# start of Provided records

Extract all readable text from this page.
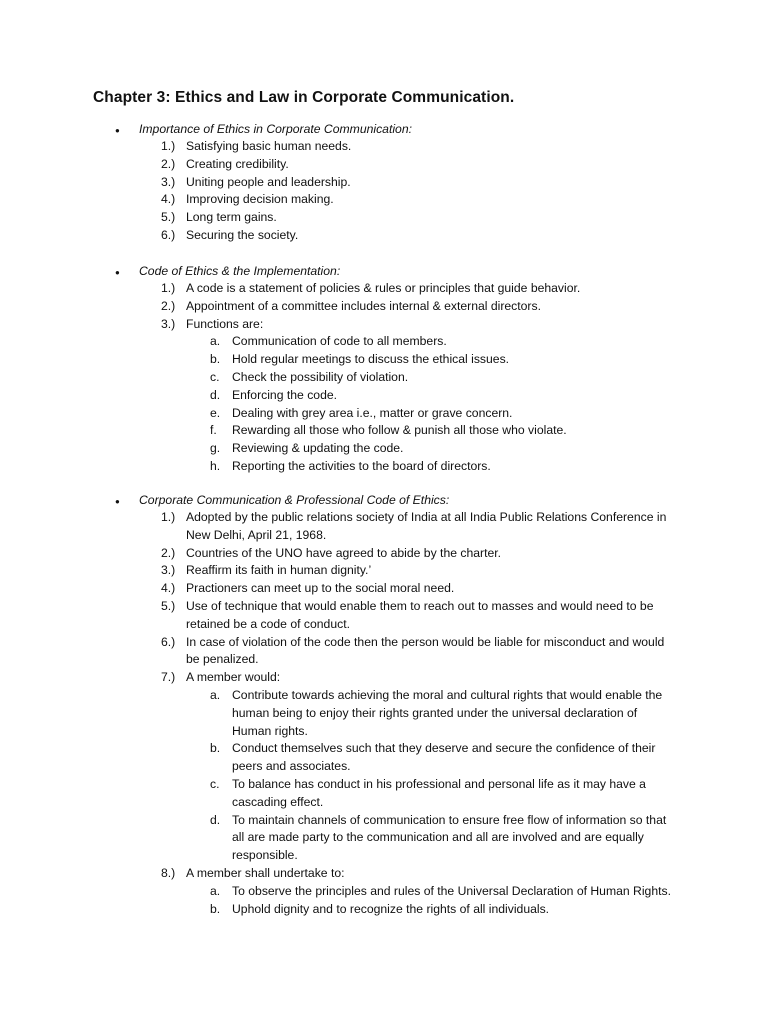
Chapter 3: Ethics and Law in Corporate Communication.
●
Importance of Ethics in Corporate Communication:
1.) Satisfying basic human needs.
2.) Creating credibility.
3.) Uniting people and leadership.
4.) Improving decision making.
5.) Long term gains.
6.) Securing the society.
●
Code of Ethics & the Implementation:
1.) A code is a statement of policies & rules or principles that guide behavior.
2.) Appointment of a committee includes internal & external directors.
3.) Functions are:
a. Communication of code to all members.
b. Hold regular meetings to discuss the ethical issues.
c. Check the possibility of violation.
d. Enforcing the code.
e. Dealing with grey area i.e., matter or grave concern.
f. Rewarding all those who follow & punish all those who violate.
g. Reviewing & updating the code.
h. Reporting the activities to the board of directors.
●
Corporate Communication & Professional Code of Ethics:
1.) Adopted by the public relations society of India at all India Public Relations Conference in New Delhi, April 21, 1968.
2.) Countries of the UNO have agreed to abide by the charter.
3.) Reaffirm its faith in human dignity.’
4.) Practioners can meet up to the social moral need.
5.) Use of technique that would enable them to reach out to masses and would need to be retained be a code of conduct.
6.) In case of violation of the code then the person would be liable for misconduct and would be penalized.
7.) A member would:
a. Contribute towards achieving the moral and cultural rights that would enable the human being to enjoy their rights granted under the universal declaration of Human rights.
b. Conduct themselves such that they deserve and secure the confidence of their peers and associates.
c. To balance has conduct in his professional and personal life as it may have a cascading effect.
d. To maintain channels of communication to ensure free flow of information so that all are made party to the communication and all are involved and are equally responsible.
8.) A member shall undertake to:
a. To observe the principles and rules of the Universal Declaration of Human Rights.
b. Uphold dignity and to recognize the rights of all individuals.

# end of Provided records

> Your instructions
Copy every line of the listing that contains the word "violation".

> Expected output
c. Check the possibility of violation.
6.) In case of violation of the code then the person would be liable for misconduct and would be penalized.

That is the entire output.